**Objective**: Each line in the entries below that holds the string "screenshot" is to be listed.

[Figure record listings]
◆ ◆ ◆ ◆ ◆ ◆ ◆
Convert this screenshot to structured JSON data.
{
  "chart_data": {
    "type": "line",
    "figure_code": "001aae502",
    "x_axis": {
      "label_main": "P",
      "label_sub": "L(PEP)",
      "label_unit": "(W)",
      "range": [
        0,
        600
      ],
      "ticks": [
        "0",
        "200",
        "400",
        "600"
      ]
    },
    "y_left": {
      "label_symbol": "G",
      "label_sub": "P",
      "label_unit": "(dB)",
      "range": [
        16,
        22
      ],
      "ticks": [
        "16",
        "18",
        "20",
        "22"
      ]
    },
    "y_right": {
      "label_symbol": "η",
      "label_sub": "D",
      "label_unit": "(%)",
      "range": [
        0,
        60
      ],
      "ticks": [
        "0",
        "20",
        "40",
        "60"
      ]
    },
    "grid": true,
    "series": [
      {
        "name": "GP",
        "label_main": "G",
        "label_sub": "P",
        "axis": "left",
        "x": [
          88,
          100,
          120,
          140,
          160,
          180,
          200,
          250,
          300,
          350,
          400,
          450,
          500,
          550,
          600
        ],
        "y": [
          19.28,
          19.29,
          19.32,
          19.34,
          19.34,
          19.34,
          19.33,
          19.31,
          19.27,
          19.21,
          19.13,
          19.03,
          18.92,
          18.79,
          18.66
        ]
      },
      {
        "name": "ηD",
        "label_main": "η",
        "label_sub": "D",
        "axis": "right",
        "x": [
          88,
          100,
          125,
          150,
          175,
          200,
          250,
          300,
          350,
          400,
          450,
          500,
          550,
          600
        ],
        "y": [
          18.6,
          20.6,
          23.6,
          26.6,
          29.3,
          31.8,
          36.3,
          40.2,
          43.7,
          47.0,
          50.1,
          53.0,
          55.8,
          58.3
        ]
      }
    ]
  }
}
◆ ◆ ◆ ◆ ◆ ◆ ◆
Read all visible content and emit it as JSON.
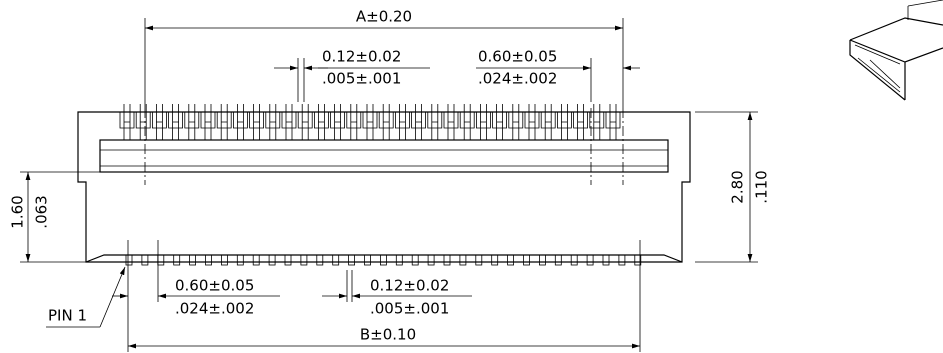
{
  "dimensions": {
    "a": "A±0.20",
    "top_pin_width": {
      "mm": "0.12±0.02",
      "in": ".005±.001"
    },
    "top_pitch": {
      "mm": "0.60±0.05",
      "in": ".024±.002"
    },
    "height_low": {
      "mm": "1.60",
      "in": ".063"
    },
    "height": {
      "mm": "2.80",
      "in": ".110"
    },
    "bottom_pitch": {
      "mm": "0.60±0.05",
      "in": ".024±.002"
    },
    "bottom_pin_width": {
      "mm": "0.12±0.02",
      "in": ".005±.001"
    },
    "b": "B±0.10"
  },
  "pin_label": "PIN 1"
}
◆ ◆ ◆ ◆ ◆ ◆ ◆
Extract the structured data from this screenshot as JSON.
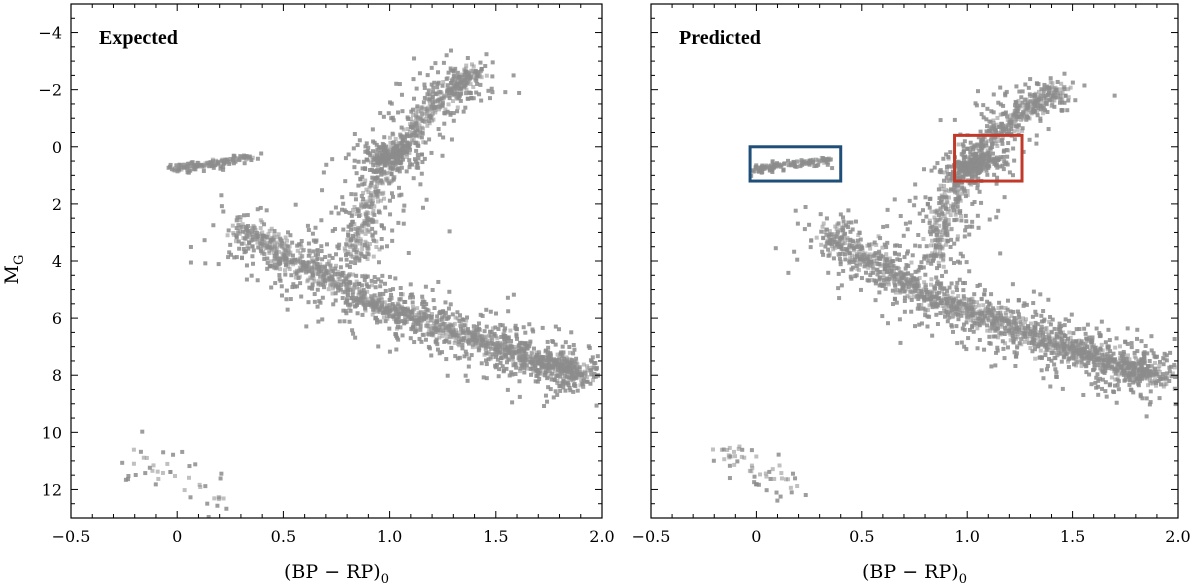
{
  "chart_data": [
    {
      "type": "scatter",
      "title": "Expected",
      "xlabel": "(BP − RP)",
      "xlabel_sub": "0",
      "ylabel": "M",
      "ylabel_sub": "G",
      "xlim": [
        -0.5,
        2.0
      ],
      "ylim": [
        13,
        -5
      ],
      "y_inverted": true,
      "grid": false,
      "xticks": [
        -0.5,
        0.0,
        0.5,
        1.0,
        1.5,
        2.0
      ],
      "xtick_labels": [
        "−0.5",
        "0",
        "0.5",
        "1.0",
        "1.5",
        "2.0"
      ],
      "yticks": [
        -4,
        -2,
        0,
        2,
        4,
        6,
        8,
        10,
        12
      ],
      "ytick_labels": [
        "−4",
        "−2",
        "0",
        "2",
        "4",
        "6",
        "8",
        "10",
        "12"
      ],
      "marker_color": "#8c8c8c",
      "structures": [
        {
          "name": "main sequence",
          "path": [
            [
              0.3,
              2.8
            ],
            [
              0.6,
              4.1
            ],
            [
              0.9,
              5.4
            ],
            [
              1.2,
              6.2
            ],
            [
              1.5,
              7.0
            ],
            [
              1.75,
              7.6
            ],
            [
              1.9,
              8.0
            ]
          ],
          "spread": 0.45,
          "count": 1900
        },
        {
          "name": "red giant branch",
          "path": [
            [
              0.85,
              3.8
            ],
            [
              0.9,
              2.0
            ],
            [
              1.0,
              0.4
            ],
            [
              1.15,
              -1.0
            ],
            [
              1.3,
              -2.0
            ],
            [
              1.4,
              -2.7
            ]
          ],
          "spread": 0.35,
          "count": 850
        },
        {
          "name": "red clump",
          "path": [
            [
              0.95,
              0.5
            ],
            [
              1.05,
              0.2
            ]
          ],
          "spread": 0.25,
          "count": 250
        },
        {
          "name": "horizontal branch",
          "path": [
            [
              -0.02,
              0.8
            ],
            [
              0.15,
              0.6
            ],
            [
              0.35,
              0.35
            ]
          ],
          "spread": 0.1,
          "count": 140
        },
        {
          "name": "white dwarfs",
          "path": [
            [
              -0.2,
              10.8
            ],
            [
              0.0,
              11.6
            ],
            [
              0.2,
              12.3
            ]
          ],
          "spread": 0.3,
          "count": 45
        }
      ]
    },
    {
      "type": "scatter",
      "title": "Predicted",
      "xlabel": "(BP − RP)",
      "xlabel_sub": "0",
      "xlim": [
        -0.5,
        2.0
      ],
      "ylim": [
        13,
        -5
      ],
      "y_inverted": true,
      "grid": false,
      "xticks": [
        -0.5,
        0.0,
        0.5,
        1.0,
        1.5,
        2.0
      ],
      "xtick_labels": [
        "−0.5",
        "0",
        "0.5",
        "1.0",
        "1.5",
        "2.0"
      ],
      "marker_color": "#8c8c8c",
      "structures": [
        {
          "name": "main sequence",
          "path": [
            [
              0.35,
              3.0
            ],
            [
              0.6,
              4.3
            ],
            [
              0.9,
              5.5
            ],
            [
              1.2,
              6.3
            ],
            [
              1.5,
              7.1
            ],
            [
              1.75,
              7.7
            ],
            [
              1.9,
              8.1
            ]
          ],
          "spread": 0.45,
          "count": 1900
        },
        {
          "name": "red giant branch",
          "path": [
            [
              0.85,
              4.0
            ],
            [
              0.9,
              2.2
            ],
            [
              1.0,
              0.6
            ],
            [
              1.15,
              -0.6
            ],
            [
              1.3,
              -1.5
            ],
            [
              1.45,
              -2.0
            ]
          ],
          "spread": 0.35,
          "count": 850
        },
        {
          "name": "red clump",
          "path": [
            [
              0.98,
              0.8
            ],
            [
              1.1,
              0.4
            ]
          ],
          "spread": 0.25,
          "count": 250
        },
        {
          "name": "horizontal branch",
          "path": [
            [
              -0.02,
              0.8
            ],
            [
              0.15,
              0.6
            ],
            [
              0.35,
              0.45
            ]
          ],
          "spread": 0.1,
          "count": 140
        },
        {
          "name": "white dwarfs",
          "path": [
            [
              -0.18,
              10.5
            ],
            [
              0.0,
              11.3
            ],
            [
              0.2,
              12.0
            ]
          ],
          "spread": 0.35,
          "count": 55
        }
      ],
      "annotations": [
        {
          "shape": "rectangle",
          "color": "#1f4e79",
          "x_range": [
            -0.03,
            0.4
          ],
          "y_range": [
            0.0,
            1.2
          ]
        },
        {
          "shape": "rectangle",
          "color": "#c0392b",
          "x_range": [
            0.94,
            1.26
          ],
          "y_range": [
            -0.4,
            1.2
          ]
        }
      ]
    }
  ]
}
◆ ◆ ◆ ◆ ◆ ◆ ◆
**Reply**:
Convert this screenshot to structured JSON data.
Extract the structured data from this screenshot as JSON.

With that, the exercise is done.